Recorded information start
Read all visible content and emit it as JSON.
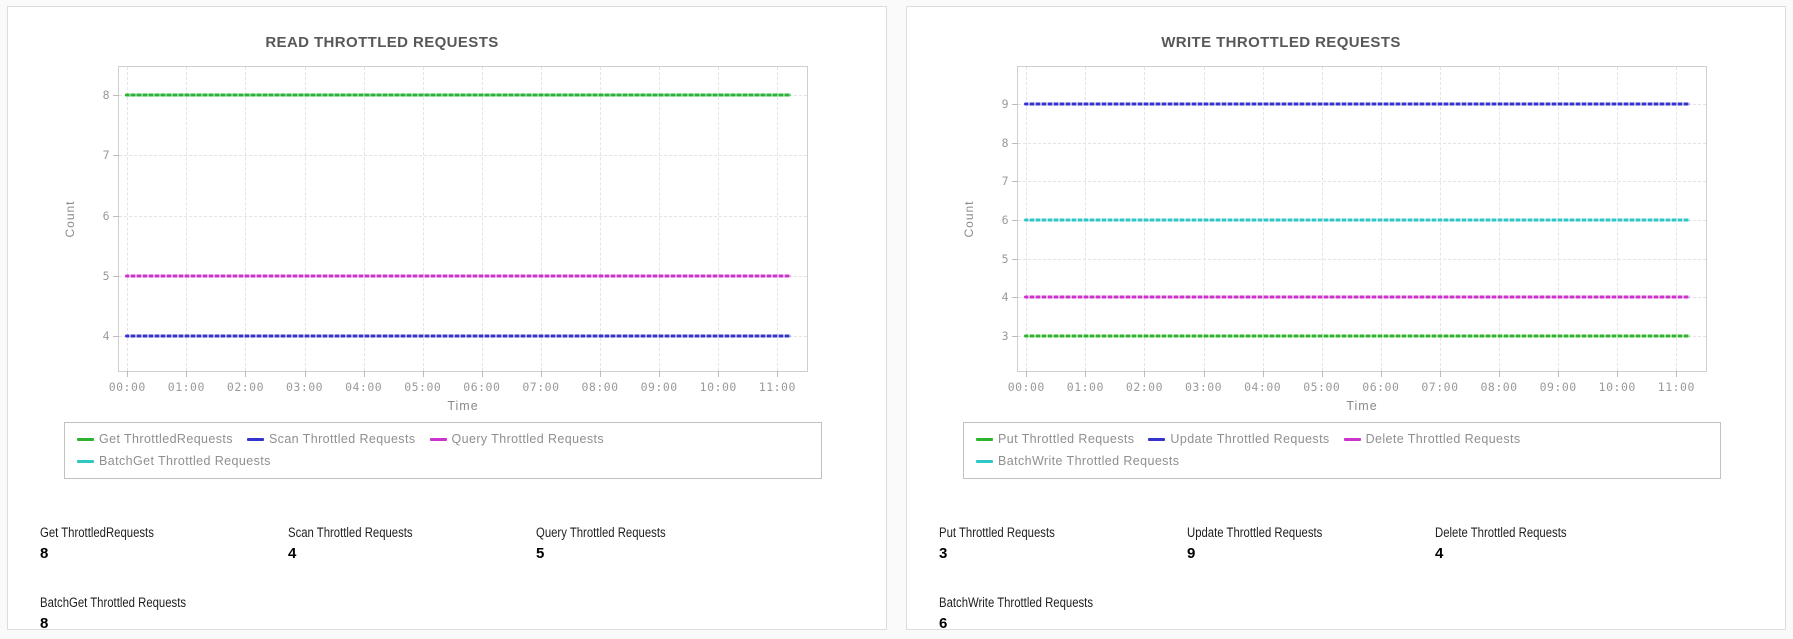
{
  "panels": [
    {
      "title": "READ THROTTLED REQUESTS",
      "stats": [
        {
          "label": "Get ThrottledRequests",
          "value": "8"
        },
        {
          "label": "Scan Throttled Requests",
          "value": "4"
        },
        {
          "label": "Query Throttled Requests",
          "value": "5"
        },
        {
          "label": "BatchGet Throttled Requests",
          "value": "8"
        }
      ]
    },
    {
      "title": "WRITE THROTTLED REQUESTS",
      "stats": [
        {
          "label": "Put Throttled Requests",
          "value": "3"
        },
        {
          "label": "Update Throttled Requests",
          "value": "9"
        },
        {
          "label": "Delete Throttled Requests",
          "value": "4"
        },
        {
          "label": "BatchWrite Throttled Requests",
          "value": "6"
        }
      ]
    }
  ],
  "chart_data": [
    {
      "type": "line",
      "title": "READ THROTTLED REQUESTS",
      "xlabel": "Time",
      "ylabel": "Count",
      "x_ticks": [
        "00:00",
        "01:00",
        "02:00",
        "03:00",
        "04:00",
        "05:00",
        "06:00",
        "07:00",
        "08:00",
        "09:00",
        "10:00",
        "11:00"
      ],
      "yticks": [
        4,
        5,
        6,
        7,
        8
      ],
      "ylim": [
        3.42,
        8.47
      ],
      "x_span_hours": [
        0.1,
        11.25
      ],
      "grid": true,
      "legend_position": "bottom",
      "series": [
        {
          "name": "Get ThrottledRequests",
          "color": "#2db32d",
          "value": 8
        },
        {
          "name": "Scan Throttled Requests",
          "color": "#3434cc",
          "value": 4
        },
        {
          "name": "Query Throttled Requests",
          "color": "#cc33cc",
          "value": 5
        },
        {
          "name": "BatchGet Throttled Requests",
          "color": "#2fc6c6",
          "value": 8
        }
      ]
    },
    {
      "type": "line",
      "title": "WRITE THROTTLED REQUESTS",
      "xlabel": "Time",
      "ylabel": "Count",
      "x_ticks": [
        "00:00",
        "01:00",
        "02:00",
        "03:00",
        "04:00",
        "05:00",
        "06:00",
        "07:00",
        "08:00",
        "09:00",
        "10:00",
        "11:00"
      ],
      "yticks": [
        3,
        4,
        5,
        6,
        7,
        8,
        9
      ],
      "ylim": [
        2.1,
        9.95
      ],
      "x_span_hours": [
        0.1,
        11.25
      ],
      "grid": true,
      "legend_position": "bottom",
      "series": [
        {
          "name": "Put Throttled Requests",
          "color": "#2db32d",
          "value": 3
        },
        {
          "name": "Update Throttled Requests",
          "color": "#3434cc",
          "value": 9
        },
        {
          "name": "Delete Throttled Requests",
          "color": "#cc33cc",
          "value": 4
        },
        {
          "name": "BatchWrite Throttled Requests",
          "color": "#2fc6c6",
          "value": 6
        }
      ]
    }
  ]
}
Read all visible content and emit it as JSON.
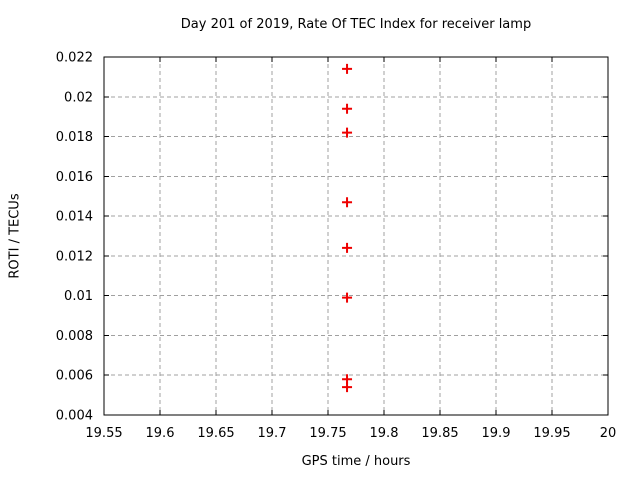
{
  "chart_data": {
    "type": "scatter",
    "title": "Day 201 of 2019, Rate Of TEC Index for receiver lamp",
    "xlabel": "GPS time / hours",
    "ylabel": "ROTI / TECUs",
    "xlim": [
      19.55,
      20
    ],
    "ylim": [
      0.004,
      0.022
    ],
    "grid": true,
    "legend": "none",
    "x_ticks": [
      {
        "v": 19.55,
        "label": "19.55"
      },
      {
        "v": 19.6,
        "label": "19.6"
      },
      {
        "v": 19.65,
        "label": "19.65"
      },
      {
        "v": 19.7,
        "label": "19.7"
      },
      {
        "v": 19.75,
        "label": "19.75"
      },
      {
        "v": 19.8,
        "label": "19.8"
      },
      {
        "v": 19.85,
        "label": "19.85"
      },
      {
        "v": 19.9,
        "label": "19.9"
      },
      {
        "v": 19.95,
        "label": "19.95"
      },
      {
        "v": 20,
        "label": "20"
      }
    ],
    "y_ticks": [
      {
        "v": 0.004,
        "label": "0.004"
      },
      {
        "v": 0.006,
        "label": "0.006"
      },
      {
        "v": 0.008,
        "label": "0.008"
      },
      {
        "v": 0.01,
        "label": "0.01"
      },
      {
        "v": 0.012,
        "label": "0.012"
      },
      {
        "v": 0.014,
        "label": "0.014"
      },
      {
        "v": 0.016,
        "label": "0.016"
      },
      {
        "v": 0.018,
        "label": "0.018"
      },
      {
        "v": 0.02,
        "label": "0.02"
      },
      {
        "v": 0.022,
        "label": "0.022"
      }
    ],
    "series": [
      {
        "name": "ROTI",
        "marker": "plus",
        "points": [
          {
            "x": 19.767,
            "y": 0.0214
          },
          {
            "x": 19.767,
            "y": 0.0194
          },
          {
            "x": 19.767,
            "y": 0.0182
          },
          {
            "x": 19.767,
            "y": 0.0147
          },
          {
            "x": 19.767,
            "y": 0.0124
          },
          {
            "x": 19.767,
            "y": 0.0099
          },
          {
            "x": 19.767,
            "y": 0.0058
          },
          {
            "x": 19.767,
            "y": 0.0054
          }
        ]
      }
    ],
    "colors": {
      "marker": "#ee0000",
      "grid": "#a0a0a0",
      "axis": "#000000",
      "background": "#ffffff"
    }
  }
}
Recorded information end
*Prompt:* Images in the data above are to be skipped. Retype all other material exactly.

*Solution for this exercise:*
Read all visible content and emit it as JSON.
{
  "panels": [
    {
      "title": "READ THROTTLED REQUESTS",
      "stats": [
        {
          "label": "Get ThrottledRequests",
          "value": "8"
        },
        {
          "label": "Scan Throttled Requests",
          "value": "4"
        },
        {
          "label": "Query Throttled Requests",
          "value": "5"
        },
        {
          "label": "BatchGet Throttled Requests",
          "value": "8"
        }
      ]
    },
    {
      "title": "WRITE THROTTLED REQUESTS",
      "stats": [
        {
          "label": "Put Throttled Requests",
          "value": "3"
        },
        {
          "label": "Update Throttled Requests",
          "value": "9"
        },
        {
          "label": "Delete Throttled Requests",
          "value": "4"
        },
        {
          "label": "BatchWrite Throttled Requests",
          "value": "6"
        }
      ]
    }
  ],
  "chart_data": [
    {
      "type": "line",
      "title": "READ THROTTLED REQUESTS",
      "xlabel": "Time",
      "ylabel": "Count",
      "x_ticks": [
        "00:00",
        "01:00",
        "02:00",
        "03:00",
        "04:00",
        "05:00",
        "06:00",
        "07:00",
        "08:00",
        "09:00",
        "10:00",
        "11:00"
      ],
      "yticks": [
        4,
        5,
        6,
        7,
        8
      ],
      "ylim": [
        3.42,
        8.47
      ],
      "x_span_hours": [
        0.1,
        11.25
      ],
      "grid": true,
      "legend_position": "bottom",
      "series": [
        {
          "name": "Get ThrottledRequests",
          "color": "#2db32d",
          "value": 8
        },
        {
          "name": "Scan Throttled Requests",
          "color": "#3434cc",
          "value": 4
        },
        {
          "name": "Query Throttled Requests",
          "color": "#cc33cc",
          "value": 5
        },
        {
          "name": "BatchGet Throttled Requests",
          "color": "#2fc6c6",
          "value": 8
        }
      ]
    },
    {
      "type": "line",
      "title": "WRITE THROTTLED REQUESTS",
      "xlabel": "Time",
      "ylabel": "Count",
      "x_ticks": [
        "00:00",
        "01:00",
        "02:00",
        "03:00",
        "04:00",
        "05:00",
        "06:00",
        "07:00",
        "08:00",
        "09:00",
        "10:00",
        "11:00"
      ],
      "yticks": [
        3,
        4,
        5,
        6,
        7,
        8,
        9
      ],
      "ylim": [
        2.1,
        9.95
      ],
      "x_span_hours": [
        0.1,
        11.25
      ],
      "grid": true,
      "legend_position": "bottom",
      "series": [
        {
          "name": "Put Throttled Requests",
          "color": "#2db32d",
          "value": 3
        },
        {
          "name": "Update Throttled Requests",
          "color": "#3434cc",
          "value": 9
        },
        {
          "name": "Delete Throttled Requests",
          "color": "#cc33cc",
          "value": 4
        },
        {
          "name": "BatchWrite Throttled Requests",
          "color": "#2fc6c6",
          "value": 6
        }
      ]
    }
  ]
}
Read all visible content and emit it as JSON.
{
  "chart_data": {
    "type": "scatter",
    "title": "Day 201 of 2019, Rate Of TEC Index for receiver lamp",
    "xlabel": "GPS time / hours",
    "ylabel": "ROTI / TECUs",
    "xlim": [
      19.55,
      20
    ],
    "ylim": [
      0.004,
      0.022
    ],
    "grid": true,
    "legend": "none",
    "x_ticks": [
      {
        "v": 19.55,
        "label": "19.55"
      },
      {
        "v": 19.6,
        "label": "19.6"
      },
      {
        "v": 19.65,
        "label": "19.65"
      },
      {
        "v": 19.7,
        "label": "19.7"
      },
      {
        "v": 19.75,
        "label": "19.75"
      },
      {
        "v": 19.8,
        "label": "19.8"
      },
      {
        "v": 19.85,
        "label": "19.85"
      },
      {
        "v": 19.9,
        "label": "19.9"
      },
      {
        "v": 19.95,
        "label": "19.95"
      },
      {
        "v": 20,
        "label": "20"
      }
    ],
    "y_ticks": [
      {
        "v": 0.004,
        "label": "0.004"
      },
      {
        "v": 0.006,
        "label": "0.006"
      },
      {
        "v": 0.008,
        "label": "0.008"
      },
      {
        "v": 0.01,
        "label": "0.01"
      },
      {
        "v": 0.012,
        "label": "0.012"
      },
      {
        "v": 0.014,
        "label": "0.014"
      },
      {
        "v": 0.016,
        "label": "0.016"
      },
      {
        "v": 0.018,
        "label": "0.018"
      },
      {
        "v": 0.02,
        "label": "0.02"
      },
      {
        "v": 0.022,
        "label": "0.022"
      }
    ],
    "series": [
      {
        "name": "ROTI",
        "marker": "plus",
        "points": [
          {
            "x": 19.767,
            "y": 0.0214
          },
          {
            "x": 19.767,
            "y": 0.0194
          },
          {
            "x": 19.767,
            "y": 0.0182
          },
          {
            "x": 19.767,
            "y": 0.0147
          },
          {
            "x": 19.767,
            "y": 0.0124
          },
          {
            "x": 19.767,
            "y": 0.0099
          },
          {
            "x": 19.767,
            "y": 0.0058
          },
          {
            "x": 19.767,
            "y": 0.0054
          }
        ]
      }
    ],
    "colors": {
      "marker": "#ee0000",
      "grid": "#a0a0a0",
      "axis": "#000000",
      "background": "#ffffff"
    }
  }
}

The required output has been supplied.